§ **WRITTEN TASK**
Rewrite the material below, changing every "elements" to "items" and leaving everything else unchanged. Omit the pictures from your version.

§ **STORED DATA**
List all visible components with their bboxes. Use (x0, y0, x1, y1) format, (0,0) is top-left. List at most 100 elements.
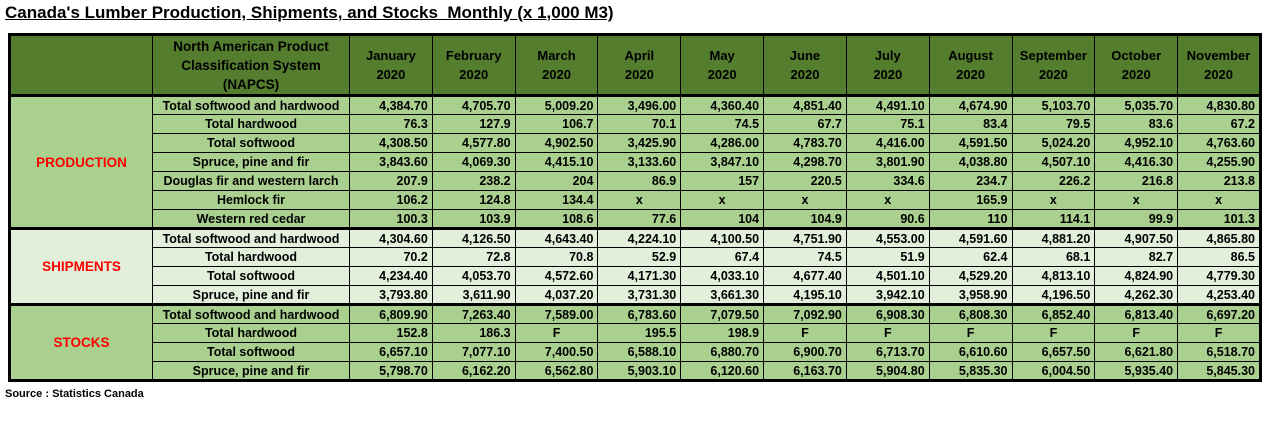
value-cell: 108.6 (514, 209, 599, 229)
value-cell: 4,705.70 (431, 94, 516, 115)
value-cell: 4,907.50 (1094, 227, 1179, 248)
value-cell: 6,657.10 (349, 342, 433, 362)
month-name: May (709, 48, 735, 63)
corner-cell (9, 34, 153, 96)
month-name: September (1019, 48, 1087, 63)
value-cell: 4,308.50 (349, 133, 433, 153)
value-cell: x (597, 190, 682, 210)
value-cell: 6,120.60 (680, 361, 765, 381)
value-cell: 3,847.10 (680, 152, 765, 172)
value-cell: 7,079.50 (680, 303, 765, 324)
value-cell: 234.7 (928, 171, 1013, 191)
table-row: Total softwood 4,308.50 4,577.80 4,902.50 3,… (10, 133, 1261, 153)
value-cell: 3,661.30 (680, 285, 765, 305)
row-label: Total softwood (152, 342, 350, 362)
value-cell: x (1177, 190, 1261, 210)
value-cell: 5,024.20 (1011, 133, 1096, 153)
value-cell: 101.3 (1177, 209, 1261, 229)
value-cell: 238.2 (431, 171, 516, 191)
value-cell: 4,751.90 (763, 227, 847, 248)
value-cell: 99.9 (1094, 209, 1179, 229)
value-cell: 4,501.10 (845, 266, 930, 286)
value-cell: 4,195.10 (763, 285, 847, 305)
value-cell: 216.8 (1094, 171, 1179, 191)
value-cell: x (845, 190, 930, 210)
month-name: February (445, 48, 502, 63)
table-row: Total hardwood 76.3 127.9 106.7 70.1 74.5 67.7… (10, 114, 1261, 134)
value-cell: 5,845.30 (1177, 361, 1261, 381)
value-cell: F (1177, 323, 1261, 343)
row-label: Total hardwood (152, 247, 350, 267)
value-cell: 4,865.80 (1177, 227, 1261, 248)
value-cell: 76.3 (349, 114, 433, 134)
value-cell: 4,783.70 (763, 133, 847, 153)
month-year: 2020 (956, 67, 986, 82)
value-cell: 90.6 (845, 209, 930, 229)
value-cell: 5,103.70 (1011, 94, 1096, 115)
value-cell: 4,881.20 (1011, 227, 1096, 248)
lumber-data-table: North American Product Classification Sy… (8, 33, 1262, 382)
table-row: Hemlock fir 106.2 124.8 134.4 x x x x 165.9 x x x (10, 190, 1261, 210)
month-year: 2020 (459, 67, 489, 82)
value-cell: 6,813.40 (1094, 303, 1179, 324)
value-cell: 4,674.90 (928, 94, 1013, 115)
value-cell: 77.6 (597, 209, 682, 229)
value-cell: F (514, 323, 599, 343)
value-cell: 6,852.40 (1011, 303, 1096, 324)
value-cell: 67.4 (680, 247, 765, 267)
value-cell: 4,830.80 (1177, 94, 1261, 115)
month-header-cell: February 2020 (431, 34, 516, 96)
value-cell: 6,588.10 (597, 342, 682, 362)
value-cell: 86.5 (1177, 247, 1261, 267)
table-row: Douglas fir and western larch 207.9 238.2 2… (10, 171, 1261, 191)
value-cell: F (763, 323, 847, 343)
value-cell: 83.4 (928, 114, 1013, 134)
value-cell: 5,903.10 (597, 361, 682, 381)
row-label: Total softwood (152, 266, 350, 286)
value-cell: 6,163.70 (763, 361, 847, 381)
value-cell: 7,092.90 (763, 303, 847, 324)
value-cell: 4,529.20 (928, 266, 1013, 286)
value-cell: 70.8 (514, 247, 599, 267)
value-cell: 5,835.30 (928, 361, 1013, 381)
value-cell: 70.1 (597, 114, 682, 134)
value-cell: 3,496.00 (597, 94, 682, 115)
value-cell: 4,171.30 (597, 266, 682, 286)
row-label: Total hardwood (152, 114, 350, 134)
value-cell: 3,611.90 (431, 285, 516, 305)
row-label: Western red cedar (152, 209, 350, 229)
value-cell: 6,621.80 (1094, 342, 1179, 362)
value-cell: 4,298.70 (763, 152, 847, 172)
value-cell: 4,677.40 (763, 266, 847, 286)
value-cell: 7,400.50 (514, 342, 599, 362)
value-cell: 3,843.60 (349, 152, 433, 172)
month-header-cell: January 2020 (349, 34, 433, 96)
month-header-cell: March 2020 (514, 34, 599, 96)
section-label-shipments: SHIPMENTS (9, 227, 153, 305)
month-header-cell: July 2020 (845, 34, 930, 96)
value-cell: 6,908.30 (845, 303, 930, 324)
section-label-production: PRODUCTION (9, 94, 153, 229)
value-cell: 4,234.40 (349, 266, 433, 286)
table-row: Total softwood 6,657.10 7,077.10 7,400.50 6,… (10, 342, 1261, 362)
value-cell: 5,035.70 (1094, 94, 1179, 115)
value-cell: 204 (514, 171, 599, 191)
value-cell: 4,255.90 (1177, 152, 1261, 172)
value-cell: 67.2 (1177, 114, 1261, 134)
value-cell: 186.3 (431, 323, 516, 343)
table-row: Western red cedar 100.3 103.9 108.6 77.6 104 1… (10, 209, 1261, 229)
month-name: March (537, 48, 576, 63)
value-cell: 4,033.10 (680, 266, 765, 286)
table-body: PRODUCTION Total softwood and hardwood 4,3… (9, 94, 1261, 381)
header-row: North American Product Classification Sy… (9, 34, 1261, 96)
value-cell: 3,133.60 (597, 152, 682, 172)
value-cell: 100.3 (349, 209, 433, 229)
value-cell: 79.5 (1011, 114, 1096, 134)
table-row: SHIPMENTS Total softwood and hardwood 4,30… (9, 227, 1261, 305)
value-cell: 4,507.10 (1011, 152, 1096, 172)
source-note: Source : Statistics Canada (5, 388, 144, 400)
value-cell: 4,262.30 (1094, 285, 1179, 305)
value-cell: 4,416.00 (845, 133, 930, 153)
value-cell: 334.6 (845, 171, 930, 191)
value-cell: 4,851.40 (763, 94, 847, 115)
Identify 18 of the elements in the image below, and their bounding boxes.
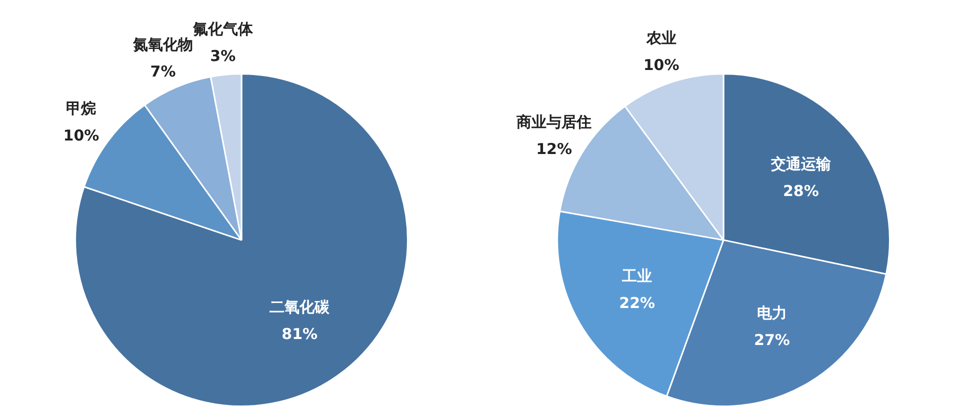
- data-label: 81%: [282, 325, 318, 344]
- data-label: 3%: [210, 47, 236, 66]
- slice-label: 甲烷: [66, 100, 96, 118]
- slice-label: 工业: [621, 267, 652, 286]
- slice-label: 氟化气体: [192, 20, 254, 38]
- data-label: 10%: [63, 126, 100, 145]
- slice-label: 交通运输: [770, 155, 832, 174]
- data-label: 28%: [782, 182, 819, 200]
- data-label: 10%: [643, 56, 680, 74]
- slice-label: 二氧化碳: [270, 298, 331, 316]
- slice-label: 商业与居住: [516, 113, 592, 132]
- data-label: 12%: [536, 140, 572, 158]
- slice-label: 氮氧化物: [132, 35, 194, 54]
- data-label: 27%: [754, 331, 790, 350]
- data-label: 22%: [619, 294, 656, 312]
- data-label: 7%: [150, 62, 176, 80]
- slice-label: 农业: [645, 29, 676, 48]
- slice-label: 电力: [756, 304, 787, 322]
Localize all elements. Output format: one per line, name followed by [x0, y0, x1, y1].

§ **THE SOLUTION**
List all visible components with their bboxes. Use (x0, y0, x1, y1) format, (0,0) is top-left. List at most 100 items.
value-cell: 108.6 (514, 209, 599, 229)
value-cell: 4,705.70 (431, 94, 516, 115)
value-cell: 4,907.50 (1094, 227, 1179, 248)
value-cell: 6,657.10 (349, 342, 433, 362)
month-name: May (709, 48, 735, 63)
corner-cell (9, 34, 153, 96)
month-name: September (1019, 48, 1087, 63)
value-cell: 4,308.50 (349, 133, 433, 153)
value-cell: x (597, 190, 682, 210)
value-cell: 6,120.60 (680, 361, 765, 381)
value-cell: 3,847.10 (680, 152, 765, 172)
value-cell: 7,079.50 (680, 303, 765, 324)
value-cell: 234.7 (928, 171, 1013, 191)
table-row: Total softwood 4,308.50 4,577.80 4,902.50 3,… (10, 133, 1261, 153)
value-cell: 3,661.30 (680, 285, 765, 305)
row-label: Total softwood (152, 342, 350, 362)
value-cell: x (1177, 190, 1261, 210)
value-cell: 5,024.20 (1011, 133, 1096, 153)
value-cell: 101.3 (1177, 209, 1261, 229)
value-cell: 238.2 (431, 171, 516, 191)
value-cell: 4,751.90 (763, 227, 847, 248)
value-cell: 99.9 (1094, 209, 1179, 229)
value-cell: 4,501.10 (845, 266, 930, 286)
value-cell: 4,195.10 (763, 285, 847, 305)
value-cell: 216.8 (1094, 171, 1179, 191)
value-cell: x (845, 190, 930, 210)
month-name: February (445, 48, 502, 63)
table-row: Total hardwood 76.3 127.9 106.7 70.1 74.5 67.7… (10, 114, 1261, 134)
value-cell: 5,845.30 (1177, 361, 1261, 381)
value-cell: F (1177, 323, 1261, 343)
row-label: Total hardwood (152, 247, 350, 267)
value-cell: 4,865.80 (1177, 227, 1261, 248)
value-cell: 76.3 (349, 114, 433, 134)
value-cell: 4,783.70 (763, 133, 847, 153)
month-year: 2020 (956, 67, 986, 82)
value-cell: 90.6 (845, 209, 930, 229)
value-cell: 5,103.70 (1011, 94, 1096, 115)
value-cell: 4,881.20 (1011, 227, 1096, 248)
lumber-data-table: North American Product Classification Sy… (8, 33, 1262, 382)
table-row: Hemlock fir 106.2 124.8 134.4 x x x x 165.9 x x x (10, 190, 1261, 210)
month-year: 2020 (459, 67, 489, 82)
value-cell: 6,813.40 (1094, 303, 1179, 324)
value-cell: 4,674.90 (928, 94, 1013, 115)
value-cell: 77.6 (597, 209, 682, 229)
value-cell: F (514, 323, 599, 343)
value-cell: 6,852.40 (1011, 303, 1096, 324)
value-cell: 67.4 (680, 247, 765, 267)
value-cell: 4,830.80 (1177, 94, 1261, 115)
month-header-cell: February 2020 (431, 34, 516, 96)
value-cell: 6,588.10 (597, 342, 682, 362)
value-cell: 86.5 (1177, 247, 1261, 267)
table-row: Douglas fir and western larch 207.9 238.2 2… (10, 171, 1261, 191)
value-cell: F (763, 323, 847, 343)
value-cell: 83.4 (928, 114, 1013, 134)
value-cell: 5,903.10 (597, 361, 682, 381)
row-label: Total softwood (152, 266, 350, 286)
value-cell: 6,163.70 (763, 361, 847, 381)
value-cell: 7,092.90 (763, 303, 847, 324)
value-cell: 4,529.20 (928, 266, 1013, 286)
value-cell: 70.8 (514, 247, 599, 267)
value-cell: 5,835.30 (928, 361, 1013, 381)
value-cell: 70.1 (597, 114, 682, 134)
value-cell: 3,496.00 (597, 94, 682, 115)
value-cell: 4,171.30 (597, 266, 682, 286)
row-label: Total hardwood (152, 114, 350, 134)
value-cell: 3,611.90 (431, 285, 516, 305)
row-label: Western red cedar (152, 209, 350, 229)
value-cell: 6,621.80 (1094, 342, 1179, 362)
value-cell: 4,298.70 (763, 152, 847, 172)
value-cell: 4,677.40 (763, 266, 847, 286)
value-cell: 7,400.50 (514, 342, 599, 362)
value-cell: 3,843.60 (349, 152, 433, 172)
month-header-cell: January 2020 (349, 34, 433, 96)
month-header-cell: March 2020 (514, 34, 599, 96)
section-label-shipments: SHIPMENTS (9, 227, 153, 305)
month-header-cell: July 2020 (845, 34, 930, 96)
value-cell: 6,908.30 (845, 303, 930, 324)
section-label-production: PRODUCTION (9, 94, 153, 229)
value-cell: 4,234.40 (349, 266, 433, 286)
table-row: Total softwood 6,657.10 7,077.10 7,400.50 6,… (10, 342, 1261, 362)
value-cell: 5,035.70 (1094, 94, 1179, 115)
value-cell: 204 (514, 171, 599, 191)
value-cell: 4,255.90 (1177, 152, 1261, 172)
value-cell: 67.2 (1177, 114, 1261, 134)
value-cell: 186.3 (431, 323, 516, 343)
table-row: Western red cedar 100.3 103.9 108.6 77.6 104 1… (10, 209, 1261, 229)
month-name: March (537, 48, 576, 63)
value-cell: 4,033.10 (680, 266, 765, 286)
table-body: PRODUCTION Total softwood and hardwood 4,3… (9, 94, 1261, 381)
header-row: North American Product Classification Sy… (9, 34, 1261, 96)
value-cell: 3,133.60 (597, 152, 682, 172)
value-cell: 100.3 (349, 209, 433, 229)
value-cell: 79.5 (1011, 114, 1096, 134)
table-row: SHIPMENTS Total softwood and hardwood 4,30… (9, 227, 1261, 305)
value-cell: 4,507.10 (1011, 152, 1096, 172)
source-note: Source : Statistics Canada (5, 388, 144, 400)
value-cell: 4,262.30 (1094, 285, 1179, 305)
value-cell: 4,416.00 (845, 133, 930, 153)
value-cell: 334.6 (845, 171, 930, 191)
value-cell: 4,851.40 (763, 94, 847, 115)
Identify 18 of the items in the image below, and their bounding boxes.
- data-label: 81%: [282, 325, 318, 344]
- data-label: 3%: [210, 47, 236, 66]
- slice-label: 甲烷: [66, 100, 96, 118]
- slice-label: 工业: [621, 267, 652, 286]
- slice-label: 氟化气体: [192, 20, 254, 38]
- data-label: 10%: [63, 126, 100, 145]
- slice-label: 交通运输: [770, 155, 832, 174]
- data-label: 28%: [782, 182, 819, 200]
- data-label: 10%: [643, 56, 680, 74]
- slice-label: 二氧化碳: [270, 298, 331, 316]
- slice-label: 商业与居住: [516, 113, 592, 132]
- data-label: 12%: [536, 140, 572, 158]
- slice-label: 氮氧化物: [132, 35, 194, 54]
- data-label: 27%: [754, 331, 790, 350]
- data-label: 22%: [619, 294, 656, 312]
- data-label: 7%: [150, 62, 176, 80]
- slice-label: 农业: [645, 29, 676, 48]
- slice-label: 电力: [756, 304, 787, 322]
Localize all items. Output format: one per line, name followed by [x0, y0, x1, y1].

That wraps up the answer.